Work required: Locate the line that contains "What does this". Copy it and every following line through the end of the records, exactly, and include nothing else.

Dataset rows:
____________

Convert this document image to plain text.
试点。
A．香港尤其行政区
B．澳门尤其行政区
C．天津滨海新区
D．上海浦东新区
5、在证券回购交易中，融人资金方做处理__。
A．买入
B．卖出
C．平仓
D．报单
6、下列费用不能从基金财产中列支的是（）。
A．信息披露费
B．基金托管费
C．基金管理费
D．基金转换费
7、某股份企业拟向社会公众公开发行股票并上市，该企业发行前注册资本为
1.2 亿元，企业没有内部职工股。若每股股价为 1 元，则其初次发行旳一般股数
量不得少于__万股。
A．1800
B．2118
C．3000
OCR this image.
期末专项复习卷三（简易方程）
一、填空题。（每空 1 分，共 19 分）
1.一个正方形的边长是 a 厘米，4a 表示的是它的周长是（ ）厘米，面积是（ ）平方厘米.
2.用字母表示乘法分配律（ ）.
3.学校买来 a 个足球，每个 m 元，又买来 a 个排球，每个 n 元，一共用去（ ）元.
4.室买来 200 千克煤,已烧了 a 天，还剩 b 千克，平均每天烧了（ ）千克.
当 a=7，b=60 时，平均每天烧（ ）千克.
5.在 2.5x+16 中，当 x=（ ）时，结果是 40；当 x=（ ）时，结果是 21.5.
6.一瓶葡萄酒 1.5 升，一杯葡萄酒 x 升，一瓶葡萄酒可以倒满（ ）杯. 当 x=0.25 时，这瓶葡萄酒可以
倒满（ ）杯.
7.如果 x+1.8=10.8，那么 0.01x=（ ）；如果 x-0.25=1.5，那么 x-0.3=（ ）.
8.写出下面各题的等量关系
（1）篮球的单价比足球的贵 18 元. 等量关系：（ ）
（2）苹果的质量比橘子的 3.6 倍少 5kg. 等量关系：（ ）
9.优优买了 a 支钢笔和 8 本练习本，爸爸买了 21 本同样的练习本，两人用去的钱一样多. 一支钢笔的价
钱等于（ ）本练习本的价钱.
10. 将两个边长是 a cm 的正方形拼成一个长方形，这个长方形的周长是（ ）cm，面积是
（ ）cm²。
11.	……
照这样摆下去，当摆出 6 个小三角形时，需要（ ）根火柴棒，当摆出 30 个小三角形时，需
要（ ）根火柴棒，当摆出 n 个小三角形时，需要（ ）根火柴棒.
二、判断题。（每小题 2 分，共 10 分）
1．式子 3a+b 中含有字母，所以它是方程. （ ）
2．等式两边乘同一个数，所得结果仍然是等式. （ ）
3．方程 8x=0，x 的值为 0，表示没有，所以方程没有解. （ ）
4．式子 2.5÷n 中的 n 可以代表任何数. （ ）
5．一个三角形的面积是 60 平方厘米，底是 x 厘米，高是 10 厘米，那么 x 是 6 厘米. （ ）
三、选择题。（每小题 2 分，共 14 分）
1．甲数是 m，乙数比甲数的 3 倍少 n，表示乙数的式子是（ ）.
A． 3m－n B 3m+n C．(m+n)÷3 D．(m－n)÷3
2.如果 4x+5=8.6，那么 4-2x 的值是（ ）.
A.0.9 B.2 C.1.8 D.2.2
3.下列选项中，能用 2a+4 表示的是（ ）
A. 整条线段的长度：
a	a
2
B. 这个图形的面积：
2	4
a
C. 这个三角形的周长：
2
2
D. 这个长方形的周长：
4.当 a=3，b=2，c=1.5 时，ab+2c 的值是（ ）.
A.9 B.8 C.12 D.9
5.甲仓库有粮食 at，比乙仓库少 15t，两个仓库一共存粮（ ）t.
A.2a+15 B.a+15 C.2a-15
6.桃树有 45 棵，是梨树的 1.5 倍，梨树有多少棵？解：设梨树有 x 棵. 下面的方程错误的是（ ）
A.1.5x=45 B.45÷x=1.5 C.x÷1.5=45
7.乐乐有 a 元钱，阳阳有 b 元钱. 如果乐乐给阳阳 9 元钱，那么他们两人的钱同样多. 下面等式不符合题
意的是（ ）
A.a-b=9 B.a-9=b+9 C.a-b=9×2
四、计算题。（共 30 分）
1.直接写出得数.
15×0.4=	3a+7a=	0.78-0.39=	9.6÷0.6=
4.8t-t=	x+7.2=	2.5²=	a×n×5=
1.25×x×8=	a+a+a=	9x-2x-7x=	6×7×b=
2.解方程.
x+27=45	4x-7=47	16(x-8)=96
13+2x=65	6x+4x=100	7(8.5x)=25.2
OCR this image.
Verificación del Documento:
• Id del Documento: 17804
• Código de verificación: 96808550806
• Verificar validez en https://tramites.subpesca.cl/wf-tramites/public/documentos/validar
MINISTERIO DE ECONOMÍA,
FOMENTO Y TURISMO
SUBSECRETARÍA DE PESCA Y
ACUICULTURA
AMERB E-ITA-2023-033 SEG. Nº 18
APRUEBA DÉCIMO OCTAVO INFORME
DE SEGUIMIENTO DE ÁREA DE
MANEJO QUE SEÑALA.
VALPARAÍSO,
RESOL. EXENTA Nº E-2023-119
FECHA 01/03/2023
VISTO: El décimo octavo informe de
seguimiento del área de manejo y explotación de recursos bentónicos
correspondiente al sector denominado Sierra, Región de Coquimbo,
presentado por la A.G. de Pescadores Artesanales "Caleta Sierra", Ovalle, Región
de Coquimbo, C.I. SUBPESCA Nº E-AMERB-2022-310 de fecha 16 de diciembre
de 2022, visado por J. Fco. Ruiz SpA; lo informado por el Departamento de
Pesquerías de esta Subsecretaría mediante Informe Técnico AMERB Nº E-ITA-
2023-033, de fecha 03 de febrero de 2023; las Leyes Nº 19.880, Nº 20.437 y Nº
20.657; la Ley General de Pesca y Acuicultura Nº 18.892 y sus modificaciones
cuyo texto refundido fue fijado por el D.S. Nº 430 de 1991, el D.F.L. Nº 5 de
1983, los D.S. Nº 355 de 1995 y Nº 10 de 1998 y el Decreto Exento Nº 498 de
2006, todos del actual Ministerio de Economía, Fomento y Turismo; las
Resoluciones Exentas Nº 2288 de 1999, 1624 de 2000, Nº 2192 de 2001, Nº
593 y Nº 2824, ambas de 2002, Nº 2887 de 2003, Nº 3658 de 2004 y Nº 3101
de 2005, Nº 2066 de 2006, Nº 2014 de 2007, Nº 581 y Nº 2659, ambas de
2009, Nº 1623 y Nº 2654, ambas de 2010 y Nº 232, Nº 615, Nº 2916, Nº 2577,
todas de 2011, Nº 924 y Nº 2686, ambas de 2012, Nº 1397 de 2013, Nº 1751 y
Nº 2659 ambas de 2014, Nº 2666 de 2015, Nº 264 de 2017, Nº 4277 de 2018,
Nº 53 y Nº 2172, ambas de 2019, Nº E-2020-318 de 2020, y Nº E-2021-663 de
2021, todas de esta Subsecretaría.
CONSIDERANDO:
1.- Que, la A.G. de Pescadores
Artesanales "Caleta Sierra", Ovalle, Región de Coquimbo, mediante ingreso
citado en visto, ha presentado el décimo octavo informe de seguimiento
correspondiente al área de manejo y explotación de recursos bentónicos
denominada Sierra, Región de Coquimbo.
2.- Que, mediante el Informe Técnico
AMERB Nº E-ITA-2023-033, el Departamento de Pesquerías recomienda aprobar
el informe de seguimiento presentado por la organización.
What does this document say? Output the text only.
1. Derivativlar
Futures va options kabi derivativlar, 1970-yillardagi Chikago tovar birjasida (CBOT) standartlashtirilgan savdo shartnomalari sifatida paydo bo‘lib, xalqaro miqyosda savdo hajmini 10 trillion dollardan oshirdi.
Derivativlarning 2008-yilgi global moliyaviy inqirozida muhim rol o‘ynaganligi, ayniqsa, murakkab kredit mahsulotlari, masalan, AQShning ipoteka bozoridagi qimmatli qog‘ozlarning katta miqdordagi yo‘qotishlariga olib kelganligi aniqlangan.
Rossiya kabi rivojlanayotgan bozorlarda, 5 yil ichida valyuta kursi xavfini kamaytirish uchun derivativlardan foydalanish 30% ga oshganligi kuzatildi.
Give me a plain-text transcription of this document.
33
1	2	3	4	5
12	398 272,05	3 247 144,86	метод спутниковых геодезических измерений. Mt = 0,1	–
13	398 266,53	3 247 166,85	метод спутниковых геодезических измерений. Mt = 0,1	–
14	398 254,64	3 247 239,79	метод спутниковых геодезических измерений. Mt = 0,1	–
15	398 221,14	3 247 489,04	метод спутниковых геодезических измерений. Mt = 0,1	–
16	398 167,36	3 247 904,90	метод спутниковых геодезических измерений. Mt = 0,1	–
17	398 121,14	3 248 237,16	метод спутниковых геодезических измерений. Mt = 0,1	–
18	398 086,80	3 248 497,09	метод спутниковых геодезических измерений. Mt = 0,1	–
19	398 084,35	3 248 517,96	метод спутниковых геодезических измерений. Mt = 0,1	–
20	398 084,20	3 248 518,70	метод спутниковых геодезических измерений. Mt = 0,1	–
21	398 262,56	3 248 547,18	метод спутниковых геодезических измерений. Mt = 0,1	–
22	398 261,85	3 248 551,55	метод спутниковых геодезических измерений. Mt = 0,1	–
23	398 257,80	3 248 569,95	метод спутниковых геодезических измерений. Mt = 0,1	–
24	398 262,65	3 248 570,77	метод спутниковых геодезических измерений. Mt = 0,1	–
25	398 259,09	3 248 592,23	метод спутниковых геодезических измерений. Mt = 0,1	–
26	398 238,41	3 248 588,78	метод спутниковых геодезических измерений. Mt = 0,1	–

____________

Answer to the task:
What does this document say? Output the text only.
1. Derivativlar
Futures va options kabi derivativlar, 1970-yillardagi Chikago tovar birjasida (CBOT) standartlashtirilgan savdo shartnomalari sifatida paydo bo‘lib, xalqaro miqyosda savdo hajmini 10 trillion dollardan oshirdi.
Derivativlarning 2008-yilgi global moliyaviy inqirozida muhim rol o‘ynaganligi, ayniqsa, murakkab kredit mahsulotlari, masalan, AQShning ipoteka bozoridagi qimmatli qog‘ozlarning katta miqdordagi yo‘qotishlariga olib kelganligi aniqlangan.
Rossiya kabi rivojlanayotgan bozorlarda, 5 yil ichida valyuta kursi xavfini kamaytirish uchun derivativlardan foydalanish 30% ga oshganligi kuzatildi.
Give me a plain-text transcription of this document.
33
1	2	3	4	5
12	398 272,05	3 247 144,86	метод спутниковых геодезических измерений. Mt = 0,1	–
13	398 266,53	3 247 166,85	метод спутниковых геодезических измерений. Mt = 0,1	–
14	398 254,64	3 247 239,79	метод спутниковых геодезических измерений. Mt = 0,1	–
15	398 221,14	3 247 489,04	метод спутниковых геодезических измерений. Mt = 0,1	–
16	398 167,36	3 247 904,90	метод спутниковых геодезических измерений. Mt = 0,1	–
17	398 121,14	3 248 237,16	метод спутниковых геодезических измерений. Mt = 0,1	–
18	398 086,80	3 248 497,09	метод спутниковых геодезических измерений. Mt = 0,1	–
19	398 084,35	3 248 517,96	метод спутниковых геодезических измерений. Mt = 0,1	–
20	398 084,20	3 248 518,70	метод спутниковых геодезических измерений. Mt = 0,1	–
21	398 262,56	3 248 547,18	метод спутниковых геодезических измерений. Mt = 0,1	–
22	398 261,85	3 248 551,55	метод спутниковых геодезических измерений. Mt = 0,1	–
23	398 257,80	3 248 569,95	метод спутниковых геодезических измерений. Mt = 0,1	–
24	398 262,65	3 248 570,77	метод спутниковых геодезических измерений. Mt = 0,1	–
25	398 259,09	3 248 592,23	метод спутниковых геодезических измерений. Mt = 0,1	–
26	398 238,41	3 248 588,78	метод спутниковых геодезических измерений. Mt = 0,1	–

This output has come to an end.